Objectives -
a) Where and around what year was the Council of Elvira held, according to the passage on clerical continence in the early Church?
b) Update the passage on clerical continence. Write out everything from "The Council of Arles" down to "repeated these requirements.", with "deposed" replaced by "removed".
c) Continue the passage on clerical continence in the early Church councils from the point where it ends.

— START Document segment —

The first known legislation on clerical continence can be found in the decrees of the Council of Elvira, which was held in Spain around the year 305. Canon 33 states: "It has seemed good absolutely to forbid bishops, the priests, and deacons, i.e. all the clerics in service of the ministry, to have relations with their wives and procreate children; should anyone do so, let him be excluded from the honor of the clergy."4 This canon clearly ordered higher clerics to observe perfect continence with their wives under the pain of deposition from their ministry. Although scholars are divided on whether Elvira was a departure from an earlier tradition which did not require married clerics to remain continent, or whether it codified an existing but unwritten rule of continence for all clerics, the latter interpretation is probably the correct one. The persecution suffered by the early Church during the first three centuries made it difficult for it to write down most of its laws.5 Yet it is very unlikely that when the Church did begin to write down its laws in the fourth century, that it would have ignored its earlier, unwritten rules and composed brand new ones, especially one such as the Elvira canon, which would have deprived clerics of a long-established right.6 It is quite likely that the tradition of clerical continence dates back to apostolic times but the lack of written records from that era means that we cannot know this with certainty.

The Council of Arles (314) also required clerics to observe perfect continence, citing ritual purity as the reason. Canon 29 reads, "Furthermore, with a care for what is worthy, pure and honest, we exhort our brothers [in the episcopate] to act in such a way that priests and deacons have no relations with their spouses, given that they are engaged each day in the ministry. Whoever acts contrariwise to this decision will be deposed from the honor of the clerical state."7 At the same time, the Council of Neocaesarea (314-25) issued a decree prohibiting priests from marrying after ordination. Similarly, the Council of Carthage (390) decreed that higher clerics observe perfect continence because they act as mediators between God and man. Subsequent councils at Hippo (393) and Carthage (401 and 419) repeated these requirements.

— END Document segment —
— START Stored data —

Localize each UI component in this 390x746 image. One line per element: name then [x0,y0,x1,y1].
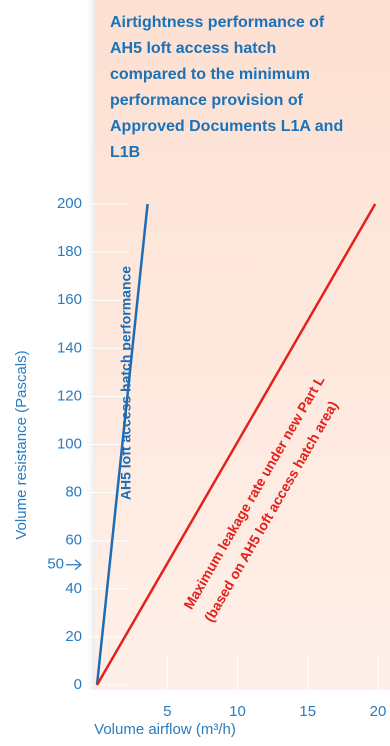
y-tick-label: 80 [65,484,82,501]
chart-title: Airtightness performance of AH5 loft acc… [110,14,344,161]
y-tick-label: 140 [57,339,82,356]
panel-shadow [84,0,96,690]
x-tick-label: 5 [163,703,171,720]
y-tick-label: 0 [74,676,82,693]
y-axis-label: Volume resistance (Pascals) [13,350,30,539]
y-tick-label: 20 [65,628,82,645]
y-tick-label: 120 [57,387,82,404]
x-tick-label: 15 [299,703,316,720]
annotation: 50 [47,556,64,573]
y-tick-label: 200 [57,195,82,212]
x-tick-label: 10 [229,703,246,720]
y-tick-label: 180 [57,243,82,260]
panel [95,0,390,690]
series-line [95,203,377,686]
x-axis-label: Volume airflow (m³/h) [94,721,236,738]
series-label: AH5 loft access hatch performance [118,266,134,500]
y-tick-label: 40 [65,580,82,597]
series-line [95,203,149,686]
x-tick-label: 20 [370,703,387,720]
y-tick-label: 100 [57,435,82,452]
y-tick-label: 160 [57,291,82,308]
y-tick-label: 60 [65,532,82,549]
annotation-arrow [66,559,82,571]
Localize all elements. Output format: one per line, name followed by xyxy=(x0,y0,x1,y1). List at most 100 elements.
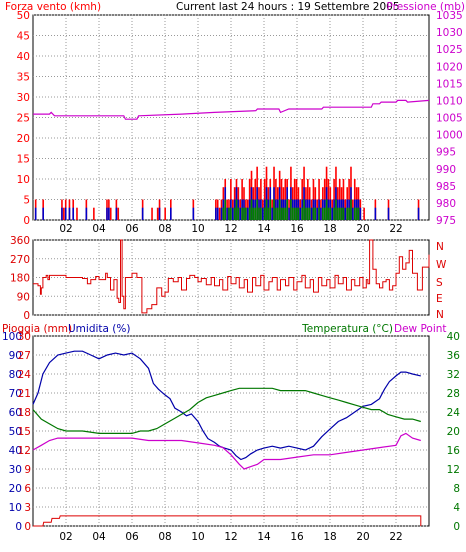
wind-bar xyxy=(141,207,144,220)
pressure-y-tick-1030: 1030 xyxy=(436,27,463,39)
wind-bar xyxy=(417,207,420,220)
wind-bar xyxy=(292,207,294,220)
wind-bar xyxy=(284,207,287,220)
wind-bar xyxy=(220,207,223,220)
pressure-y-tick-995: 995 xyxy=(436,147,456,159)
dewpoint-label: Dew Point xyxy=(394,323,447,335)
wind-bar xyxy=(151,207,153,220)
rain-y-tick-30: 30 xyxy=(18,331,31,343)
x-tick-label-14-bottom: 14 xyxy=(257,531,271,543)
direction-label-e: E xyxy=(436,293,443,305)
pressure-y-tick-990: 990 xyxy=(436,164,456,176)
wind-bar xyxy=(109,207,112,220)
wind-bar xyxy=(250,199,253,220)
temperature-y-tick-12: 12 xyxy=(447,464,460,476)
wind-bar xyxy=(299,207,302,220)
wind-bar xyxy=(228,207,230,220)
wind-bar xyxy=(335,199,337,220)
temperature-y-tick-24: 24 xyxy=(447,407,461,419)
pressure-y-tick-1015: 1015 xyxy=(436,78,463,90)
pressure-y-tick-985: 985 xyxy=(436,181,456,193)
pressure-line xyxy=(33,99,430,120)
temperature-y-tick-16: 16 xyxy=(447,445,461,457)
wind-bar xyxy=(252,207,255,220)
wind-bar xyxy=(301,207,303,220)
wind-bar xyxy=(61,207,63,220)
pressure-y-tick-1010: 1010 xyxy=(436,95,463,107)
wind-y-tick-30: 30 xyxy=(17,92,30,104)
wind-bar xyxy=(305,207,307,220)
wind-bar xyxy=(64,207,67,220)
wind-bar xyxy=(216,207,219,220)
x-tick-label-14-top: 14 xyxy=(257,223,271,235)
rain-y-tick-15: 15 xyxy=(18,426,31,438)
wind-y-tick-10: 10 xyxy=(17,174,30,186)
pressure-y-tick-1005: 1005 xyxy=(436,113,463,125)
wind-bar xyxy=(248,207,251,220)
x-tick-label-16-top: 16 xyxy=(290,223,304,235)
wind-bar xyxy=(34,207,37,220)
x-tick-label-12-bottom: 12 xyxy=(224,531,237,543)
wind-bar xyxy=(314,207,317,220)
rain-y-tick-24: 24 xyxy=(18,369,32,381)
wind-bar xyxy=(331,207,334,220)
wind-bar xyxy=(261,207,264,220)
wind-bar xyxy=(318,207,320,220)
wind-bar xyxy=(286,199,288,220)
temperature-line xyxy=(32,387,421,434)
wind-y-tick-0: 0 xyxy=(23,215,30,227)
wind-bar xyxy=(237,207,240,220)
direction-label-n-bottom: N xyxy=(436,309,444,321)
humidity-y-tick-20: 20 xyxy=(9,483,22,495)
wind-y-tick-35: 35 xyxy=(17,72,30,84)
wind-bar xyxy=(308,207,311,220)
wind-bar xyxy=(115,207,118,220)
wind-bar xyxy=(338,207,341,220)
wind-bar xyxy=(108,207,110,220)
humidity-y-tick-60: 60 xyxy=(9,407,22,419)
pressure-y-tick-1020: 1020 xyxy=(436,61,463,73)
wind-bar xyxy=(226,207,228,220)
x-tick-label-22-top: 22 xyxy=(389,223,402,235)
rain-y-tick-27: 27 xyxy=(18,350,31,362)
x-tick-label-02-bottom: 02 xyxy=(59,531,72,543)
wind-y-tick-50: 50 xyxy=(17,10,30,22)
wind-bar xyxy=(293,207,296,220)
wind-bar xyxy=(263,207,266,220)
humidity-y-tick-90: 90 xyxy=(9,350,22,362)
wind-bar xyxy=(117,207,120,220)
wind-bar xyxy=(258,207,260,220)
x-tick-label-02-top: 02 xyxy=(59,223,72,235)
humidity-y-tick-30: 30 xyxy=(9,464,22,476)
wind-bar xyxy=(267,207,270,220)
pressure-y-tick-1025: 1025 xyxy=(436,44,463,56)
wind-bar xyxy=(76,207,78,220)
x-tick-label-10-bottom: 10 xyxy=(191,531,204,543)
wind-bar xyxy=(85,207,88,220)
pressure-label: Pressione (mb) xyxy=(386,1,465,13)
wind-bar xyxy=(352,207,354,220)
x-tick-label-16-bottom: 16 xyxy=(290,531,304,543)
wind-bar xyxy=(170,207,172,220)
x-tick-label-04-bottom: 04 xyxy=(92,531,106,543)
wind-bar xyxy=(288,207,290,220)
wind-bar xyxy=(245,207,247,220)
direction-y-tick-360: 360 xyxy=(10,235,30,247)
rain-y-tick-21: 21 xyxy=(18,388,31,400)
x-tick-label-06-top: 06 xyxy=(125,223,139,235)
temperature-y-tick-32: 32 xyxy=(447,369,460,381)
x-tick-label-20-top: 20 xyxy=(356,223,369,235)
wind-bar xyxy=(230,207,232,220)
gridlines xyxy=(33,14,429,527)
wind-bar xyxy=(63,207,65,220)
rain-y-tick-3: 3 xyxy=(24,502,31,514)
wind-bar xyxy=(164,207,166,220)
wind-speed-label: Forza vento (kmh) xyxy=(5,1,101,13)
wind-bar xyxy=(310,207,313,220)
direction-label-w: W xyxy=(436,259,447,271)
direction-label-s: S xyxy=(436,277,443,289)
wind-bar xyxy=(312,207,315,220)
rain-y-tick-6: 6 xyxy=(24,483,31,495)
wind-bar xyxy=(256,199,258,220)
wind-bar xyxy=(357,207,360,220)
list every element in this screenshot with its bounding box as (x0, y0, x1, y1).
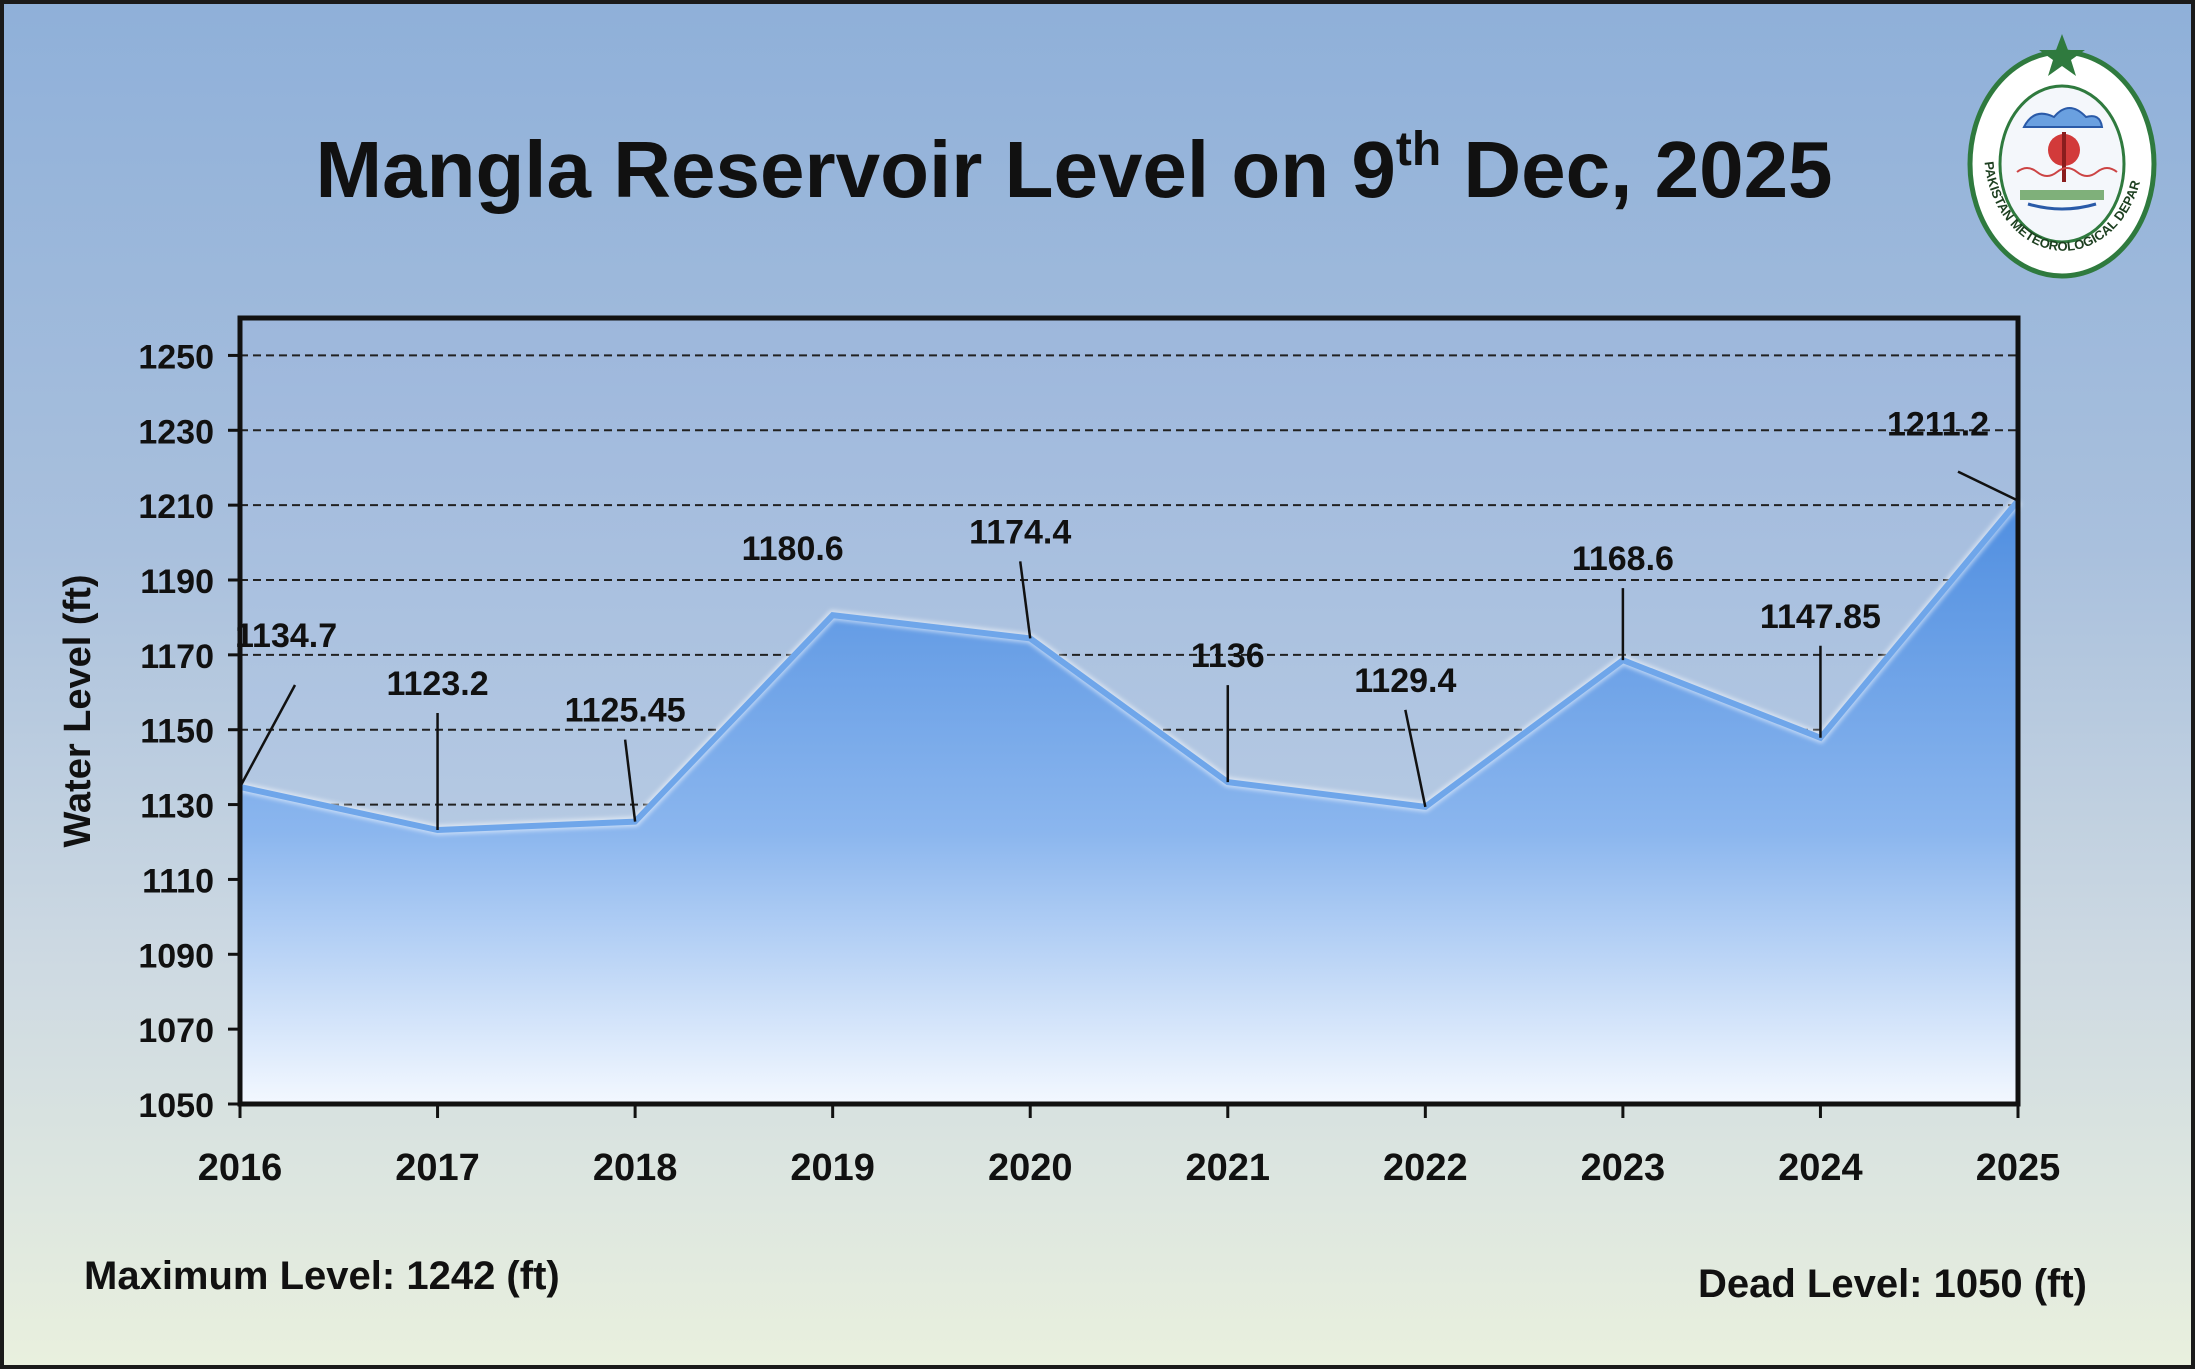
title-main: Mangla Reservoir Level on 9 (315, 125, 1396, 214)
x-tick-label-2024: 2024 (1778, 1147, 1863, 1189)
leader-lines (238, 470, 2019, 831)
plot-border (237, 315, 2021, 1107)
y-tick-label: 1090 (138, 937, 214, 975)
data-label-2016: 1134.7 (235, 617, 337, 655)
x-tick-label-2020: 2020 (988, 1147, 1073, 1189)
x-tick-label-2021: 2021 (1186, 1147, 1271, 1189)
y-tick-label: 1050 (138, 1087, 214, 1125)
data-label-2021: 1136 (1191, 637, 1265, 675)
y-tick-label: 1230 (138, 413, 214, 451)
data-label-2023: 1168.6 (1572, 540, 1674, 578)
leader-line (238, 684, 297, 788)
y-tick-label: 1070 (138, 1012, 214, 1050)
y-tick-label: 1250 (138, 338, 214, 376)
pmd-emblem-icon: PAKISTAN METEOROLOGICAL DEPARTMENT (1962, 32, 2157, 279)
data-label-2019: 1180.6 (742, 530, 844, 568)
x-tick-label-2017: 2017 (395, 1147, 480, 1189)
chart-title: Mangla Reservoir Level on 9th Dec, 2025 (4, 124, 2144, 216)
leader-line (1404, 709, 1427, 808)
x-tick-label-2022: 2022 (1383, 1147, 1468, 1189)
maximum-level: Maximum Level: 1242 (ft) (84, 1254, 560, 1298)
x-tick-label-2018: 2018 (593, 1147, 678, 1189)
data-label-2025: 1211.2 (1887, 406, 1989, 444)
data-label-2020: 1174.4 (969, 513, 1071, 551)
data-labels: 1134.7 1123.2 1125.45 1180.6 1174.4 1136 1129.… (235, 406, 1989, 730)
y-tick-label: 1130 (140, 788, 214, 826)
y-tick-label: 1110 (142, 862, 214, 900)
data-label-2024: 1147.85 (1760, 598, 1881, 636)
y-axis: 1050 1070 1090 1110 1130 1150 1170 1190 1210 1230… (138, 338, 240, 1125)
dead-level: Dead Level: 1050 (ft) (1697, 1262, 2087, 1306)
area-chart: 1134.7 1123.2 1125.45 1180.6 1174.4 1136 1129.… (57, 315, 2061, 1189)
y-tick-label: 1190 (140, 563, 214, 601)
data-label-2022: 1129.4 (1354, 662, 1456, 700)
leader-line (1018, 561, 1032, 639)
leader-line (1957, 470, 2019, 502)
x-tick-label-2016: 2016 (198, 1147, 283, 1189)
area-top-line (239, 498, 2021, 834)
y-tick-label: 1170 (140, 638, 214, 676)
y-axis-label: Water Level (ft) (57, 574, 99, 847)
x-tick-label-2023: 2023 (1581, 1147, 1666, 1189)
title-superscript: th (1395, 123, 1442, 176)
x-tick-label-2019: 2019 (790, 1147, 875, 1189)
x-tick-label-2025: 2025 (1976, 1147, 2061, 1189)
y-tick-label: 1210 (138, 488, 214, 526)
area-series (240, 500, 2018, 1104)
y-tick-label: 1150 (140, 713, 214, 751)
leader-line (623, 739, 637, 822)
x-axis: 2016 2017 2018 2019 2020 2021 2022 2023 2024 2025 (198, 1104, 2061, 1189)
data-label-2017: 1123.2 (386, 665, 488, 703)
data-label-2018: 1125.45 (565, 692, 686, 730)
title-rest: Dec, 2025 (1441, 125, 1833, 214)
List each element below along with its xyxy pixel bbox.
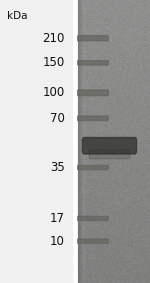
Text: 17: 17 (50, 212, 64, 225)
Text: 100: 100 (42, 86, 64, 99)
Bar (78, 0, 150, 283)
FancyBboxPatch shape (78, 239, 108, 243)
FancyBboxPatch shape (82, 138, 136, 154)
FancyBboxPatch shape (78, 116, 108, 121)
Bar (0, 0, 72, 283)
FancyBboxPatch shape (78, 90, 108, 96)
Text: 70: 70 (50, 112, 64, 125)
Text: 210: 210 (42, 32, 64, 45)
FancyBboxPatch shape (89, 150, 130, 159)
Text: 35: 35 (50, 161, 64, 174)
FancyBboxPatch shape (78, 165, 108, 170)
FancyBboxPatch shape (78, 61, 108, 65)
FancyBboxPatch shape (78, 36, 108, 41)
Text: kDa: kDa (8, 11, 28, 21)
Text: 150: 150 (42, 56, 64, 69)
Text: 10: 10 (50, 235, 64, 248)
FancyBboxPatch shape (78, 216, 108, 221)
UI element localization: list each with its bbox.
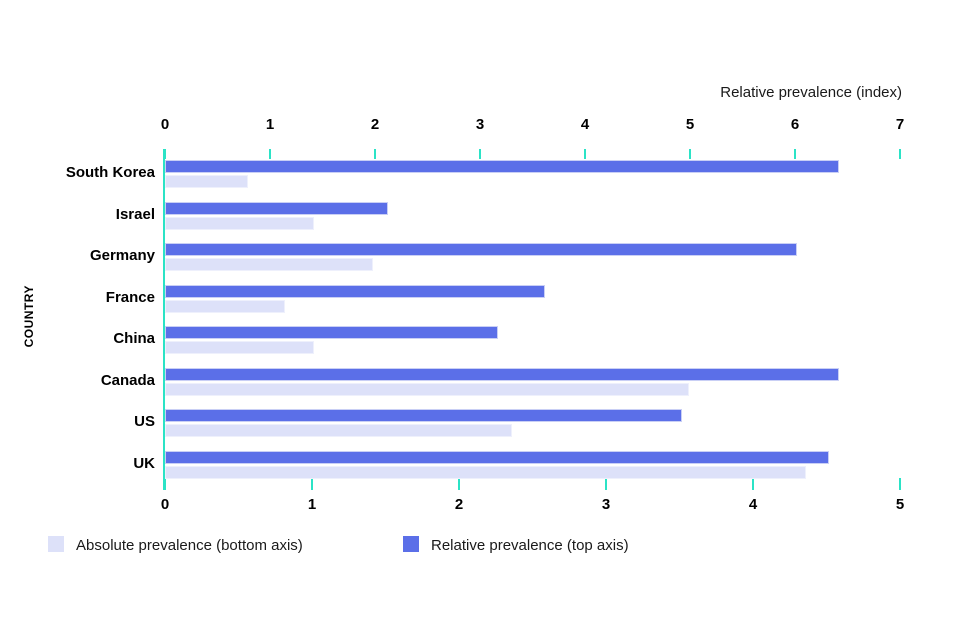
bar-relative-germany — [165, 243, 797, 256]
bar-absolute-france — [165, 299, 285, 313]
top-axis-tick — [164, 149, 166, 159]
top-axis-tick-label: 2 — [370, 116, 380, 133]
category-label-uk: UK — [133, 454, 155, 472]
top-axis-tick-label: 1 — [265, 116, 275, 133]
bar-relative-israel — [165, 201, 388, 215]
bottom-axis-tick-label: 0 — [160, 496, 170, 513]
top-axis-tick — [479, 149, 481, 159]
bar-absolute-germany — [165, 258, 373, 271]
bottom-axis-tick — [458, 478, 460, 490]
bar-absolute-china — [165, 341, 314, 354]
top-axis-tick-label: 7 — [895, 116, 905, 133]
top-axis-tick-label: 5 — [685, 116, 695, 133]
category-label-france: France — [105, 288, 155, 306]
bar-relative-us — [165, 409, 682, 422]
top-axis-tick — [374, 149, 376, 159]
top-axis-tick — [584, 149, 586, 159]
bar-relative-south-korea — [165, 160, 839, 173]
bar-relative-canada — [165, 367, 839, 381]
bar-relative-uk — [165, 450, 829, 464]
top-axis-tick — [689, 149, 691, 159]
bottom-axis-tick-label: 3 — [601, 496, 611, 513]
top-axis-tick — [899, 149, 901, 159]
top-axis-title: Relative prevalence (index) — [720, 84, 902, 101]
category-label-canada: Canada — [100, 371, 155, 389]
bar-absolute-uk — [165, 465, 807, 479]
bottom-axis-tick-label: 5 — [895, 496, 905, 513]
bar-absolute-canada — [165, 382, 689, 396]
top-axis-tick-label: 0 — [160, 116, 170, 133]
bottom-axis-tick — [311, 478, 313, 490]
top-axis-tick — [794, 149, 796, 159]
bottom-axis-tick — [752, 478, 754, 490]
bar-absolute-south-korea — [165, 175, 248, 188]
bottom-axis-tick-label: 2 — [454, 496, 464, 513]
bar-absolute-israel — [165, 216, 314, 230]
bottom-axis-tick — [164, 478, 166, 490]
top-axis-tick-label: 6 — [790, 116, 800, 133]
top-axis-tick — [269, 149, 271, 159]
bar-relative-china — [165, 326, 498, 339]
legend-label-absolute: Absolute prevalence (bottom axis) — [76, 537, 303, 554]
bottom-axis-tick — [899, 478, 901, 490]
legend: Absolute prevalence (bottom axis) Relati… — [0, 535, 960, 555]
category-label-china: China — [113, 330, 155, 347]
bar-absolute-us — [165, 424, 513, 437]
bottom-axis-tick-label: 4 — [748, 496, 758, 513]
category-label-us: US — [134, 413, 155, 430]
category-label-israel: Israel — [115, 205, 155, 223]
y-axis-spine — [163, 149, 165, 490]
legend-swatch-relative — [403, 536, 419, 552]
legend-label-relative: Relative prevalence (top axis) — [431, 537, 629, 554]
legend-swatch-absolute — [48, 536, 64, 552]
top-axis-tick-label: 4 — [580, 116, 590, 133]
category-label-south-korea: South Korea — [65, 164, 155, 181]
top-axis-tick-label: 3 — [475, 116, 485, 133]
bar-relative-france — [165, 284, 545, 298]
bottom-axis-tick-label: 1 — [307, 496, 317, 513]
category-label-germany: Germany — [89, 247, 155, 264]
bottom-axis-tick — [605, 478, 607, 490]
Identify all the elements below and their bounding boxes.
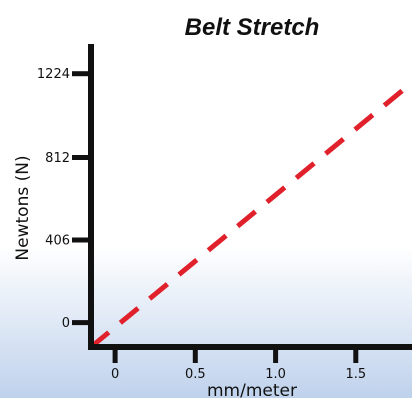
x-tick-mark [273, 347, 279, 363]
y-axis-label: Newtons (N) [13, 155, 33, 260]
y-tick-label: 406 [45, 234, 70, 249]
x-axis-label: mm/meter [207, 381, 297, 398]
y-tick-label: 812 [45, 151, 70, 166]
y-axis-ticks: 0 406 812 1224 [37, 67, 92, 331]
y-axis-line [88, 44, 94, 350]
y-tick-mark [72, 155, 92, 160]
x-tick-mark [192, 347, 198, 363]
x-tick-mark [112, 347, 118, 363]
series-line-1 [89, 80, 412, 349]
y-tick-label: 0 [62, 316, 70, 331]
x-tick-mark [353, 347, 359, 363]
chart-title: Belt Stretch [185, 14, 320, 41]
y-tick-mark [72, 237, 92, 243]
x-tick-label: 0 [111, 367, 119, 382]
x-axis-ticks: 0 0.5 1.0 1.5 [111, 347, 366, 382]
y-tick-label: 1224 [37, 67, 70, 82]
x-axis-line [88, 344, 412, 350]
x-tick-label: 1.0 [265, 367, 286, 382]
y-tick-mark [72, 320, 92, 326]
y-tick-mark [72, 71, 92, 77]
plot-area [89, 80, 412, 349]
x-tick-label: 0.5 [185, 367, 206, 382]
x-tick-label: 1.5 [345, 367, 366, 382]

— END Stored data —

Task-by-task outputs -
a) In Spain, around the year 305.

b)
The Council of Arles (314) also required clerics to observe perfect continence, citing ritual purity as the reason. Canon 29 reads, "Furthermore, with a care for what is worthy, pure and honest, we exhort our brothers [in the episcopate] to act in such a way that priests and deacons have no relations with their spouses, given that they are engaged each day in the ministry. Whoever acts contrariwise to this decision will be removed from the honor of the clerical state."7 At the same time, the Council of Neocaesarea (314-25) issued a decree prohibiting priests from marrying after ordination. Similarly, the Council of Carthage (390) decreed that higher clerics observe perfect continence because they act as mediators between God and man. Subsequent councils at Hippo (393) and Carthage (401 and 419) repeated these requirements.

c)
Several popes of the patristic era also issued decrees upholding clerical continence. Pope Siricius (384-99), who wrote the earliest extant papal legislation on this matter, insisted that bishops, priests, and deacons must practice perpetual rather than periodic continence since they must be ready to say the liturgy or perform the sacraments at any time. He believed that continence had an eschatological dimension, "pointing to the completion of the kingdom, to a time when marriage will be no more."8 Similarly, Pope Leo I (440-61) upheld the rule that married clerics observe continence after ordination while Pope St. Gregory I (590-604) prohibited bishops from ordaining subdeacons who would not vow to live in perpetual chastity. The decrees of these popes show two things. The first is that clerical continence, or celibacy defined in its broad sense, was the law and practice of the universal Church and was not just a law of some of the local churches. The second is that some clerics were not obeying the law. Even at this early time in the Church's history, it was becoming apparent that clerical marriage could not always be reconciled with clerical chastity.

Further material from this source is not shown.